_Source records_
+ + + +

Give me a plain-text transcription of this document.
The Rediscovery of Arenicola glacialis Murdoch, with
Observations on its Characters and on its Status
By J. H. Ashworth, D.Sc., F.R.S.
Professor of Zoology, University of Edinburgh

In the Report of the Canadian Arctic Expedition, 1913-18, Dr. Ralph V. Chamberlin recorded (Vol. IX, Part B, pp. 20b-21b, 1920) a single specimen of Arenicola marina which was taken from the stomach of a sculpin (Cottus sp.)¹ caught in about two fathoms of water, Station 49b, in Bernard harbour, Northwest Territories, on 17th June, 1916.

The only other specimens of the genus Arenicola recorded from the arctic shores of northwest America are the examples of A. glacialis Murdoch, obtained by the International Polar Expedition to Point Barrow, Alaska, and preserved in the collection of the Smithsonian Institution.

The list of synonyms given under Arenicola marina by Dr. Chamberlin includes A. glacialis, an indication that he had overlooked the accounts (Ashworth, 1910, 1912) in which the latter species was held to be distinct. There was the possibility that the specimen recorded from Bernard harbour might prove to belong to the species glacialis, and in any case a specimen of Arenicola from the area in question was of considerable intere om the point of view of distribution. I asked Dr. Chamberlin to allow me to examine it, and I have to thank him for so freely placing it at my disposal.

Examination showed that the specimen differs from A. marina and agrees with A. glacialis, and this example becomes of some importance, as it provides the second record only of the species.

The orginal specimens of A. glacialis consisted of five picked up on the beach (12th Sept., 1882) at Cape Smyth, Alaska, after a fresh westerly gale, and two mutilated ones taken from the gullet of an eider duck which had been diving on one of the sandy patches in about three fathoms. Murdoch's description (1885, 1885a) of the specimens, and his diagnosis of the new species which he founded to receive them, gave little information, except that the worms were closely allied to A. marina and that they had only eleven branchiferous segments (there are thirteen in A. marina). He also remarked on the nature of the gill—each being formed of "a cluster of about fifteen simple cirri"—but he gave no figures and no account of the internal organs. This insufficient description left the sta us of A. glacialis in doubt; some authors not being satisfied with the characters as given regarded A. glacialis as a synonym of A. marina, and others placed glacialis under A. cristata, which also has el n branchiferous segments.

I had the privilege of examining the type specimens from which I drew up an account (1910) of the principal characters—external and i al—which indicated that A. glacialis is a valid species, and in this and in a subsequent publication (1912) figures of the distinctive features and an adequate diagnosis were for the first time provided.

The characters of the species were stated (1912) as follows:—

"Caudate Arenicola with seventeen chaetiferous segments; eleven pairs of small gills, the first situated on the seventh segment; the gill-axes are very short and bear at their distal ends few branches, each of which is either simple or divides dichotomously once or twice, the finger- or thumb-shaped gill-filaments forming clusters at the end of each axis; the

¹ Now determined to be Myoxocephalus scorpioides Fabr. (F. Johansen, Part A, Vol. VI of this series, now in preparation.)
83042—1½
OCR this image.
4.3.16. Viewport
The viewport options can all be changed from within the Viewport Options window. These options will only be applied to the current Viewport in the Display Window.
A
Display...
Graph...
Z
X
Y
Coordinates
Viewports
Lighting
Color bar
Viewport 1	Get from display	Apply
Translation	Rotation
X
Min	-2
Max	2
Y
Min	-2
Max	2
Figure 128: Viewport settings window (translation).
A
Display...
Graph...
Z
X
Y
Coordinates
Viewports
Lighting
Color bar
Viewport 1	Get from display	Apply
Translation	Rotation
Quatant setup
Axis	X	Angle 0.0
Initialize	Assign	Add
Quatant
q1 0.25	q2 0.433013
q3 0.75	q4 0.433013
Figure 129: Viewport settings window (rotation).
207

+ + + +

Extract every entry in the listing word for word.

Give me a plain-text transcription of this document.
The Rediscovery of Arenicola glacialis Murdoch, with
Observations on its Characters and on its Status
By J. H. Ashworth, D.Sc., F.R.S.
Professor of Zoology, University of Edinburgh

In the Report of the Canadian Arctic Expedition, 1913-18, Dr. Ralph V. Chamberlin recorded (Vol. IX, Part B, pp. 20b-21b, 1920) a single specimen of Arenicola marina which was taken from the stomach of a sculpin (Cottus sp.)¹ caught in about two fathoms of water, Station 49b, in Bernard harbour, Northwest Territories, on 17th June, 1916.

The only other specimens of the genus Arenicola recorded from the arctic shores of northwest America are the examples of A. glacialis Murdoch, obtained by the International Polar Expedition to Point Barrow, Alaska, and preserved in the collection of the Smithsonian Institution.

The list of synonyms given under Arenicola marina by Dr. Chamberlin includes A. glacialis, an indication that he had overlooked the accounts (Ashworth, 1910, 1912) in which the latter species was held to be distinct. There was the possibility that the specimen recorded from Bernard harbour might prove to belong to the species glacialis, and in any case a specimen of Arenicola from the area in question was of considerable intere om the point of view of distribution. I asked Dr. Chamberlin to allow me to examine it, and I have to thank him for so freely placing it at my disposal.

Examination showed that the specimen differs from A. marina and agrees with A. glacialis, and this example becomes of some importance, as it provides the second record only of the species.

The orginal specimens of A. glacialis consisted of five picked up on the beach (12th Sept., 1882) at Cape Smyth, Alaska, after a fresh westerly gale, and two mutilated ones taken from the gullet of an eider duck which had been diving on one of the sandy patches in about three fathoms. Murdoch's description (1885, 1885a) of the specimens, and his diagnosis of the new species which he founded to receive them, gave little information, except that the worms were closely allied to A. marina and that they had only eleven branchiferous segments (there are thirteen in A. marina). He also remarked on the nature of the gill—each being formed of "a cluster of about fifteen simple cirri"—but he gave no figures and no account of the internal organs. This insufficient description left the sta us of A. glacialis in doubt; some authors not being satisfied with the characters as given regarded A. glacialis as a synonym of A. marina, and others placed glacialis under A. cristata, which also has el n branchiferous segments.

I had the privilege of examining the type specimens from which I drew up an account (1910) of the principal characters—external and i al—which indicated that A. glacialis is a valid species, and in this and in a subsequent publication (1912) figures of the distinctive features and an adequate diagnosis were for the first time provided.

The characters of the species were stated (1912) as follows:—

"Caudate Arenicola with seventeen chaetiferous segments; eleven pairs of small gills, the first situated on the seventh segment; the gill-axes are very short and bear at their distal ends few branches, each of which is either simple or divides dichotomously once or twice, the finger- or thumb-shaped gill-filaments forming clusters at the end of each axis; the

¹ Now determined to be Myoxocephalus scorpioides Fabr. (F. Johansen, Part A, Vol. VI of this series, now in preparation.)
83042—1½
OCR this image.
4.3.16. Viewport
The viewport options can all be changed from within the Viewport Options window. These options will only be applied to the current Viewport in the Display Window.
A
Display...
Graph...
Z
X
Y
Coordinates
Viewports
Lighting
Color bar
Viewport 1	Get from display	Apply
Translation	Rotation
X
Min	-2
Max	2
Y
Min	-2
Max	2
Figure 128: Viewport settings window (translation).
A
Display...
Graph...
Z
X
Y
Coordinates
Viewports
Lighting
Color bar
Viewport 1	Get from display	Apply
Translation	Rotation
Quatant setup
Axis	X	Angle 0.0
Initialize	Assign	Add
Quatant
q1 0.25	q2 0.433013
q3 0.75	q4 0.433013
Figure 129: Viewport settings window (rotation).
207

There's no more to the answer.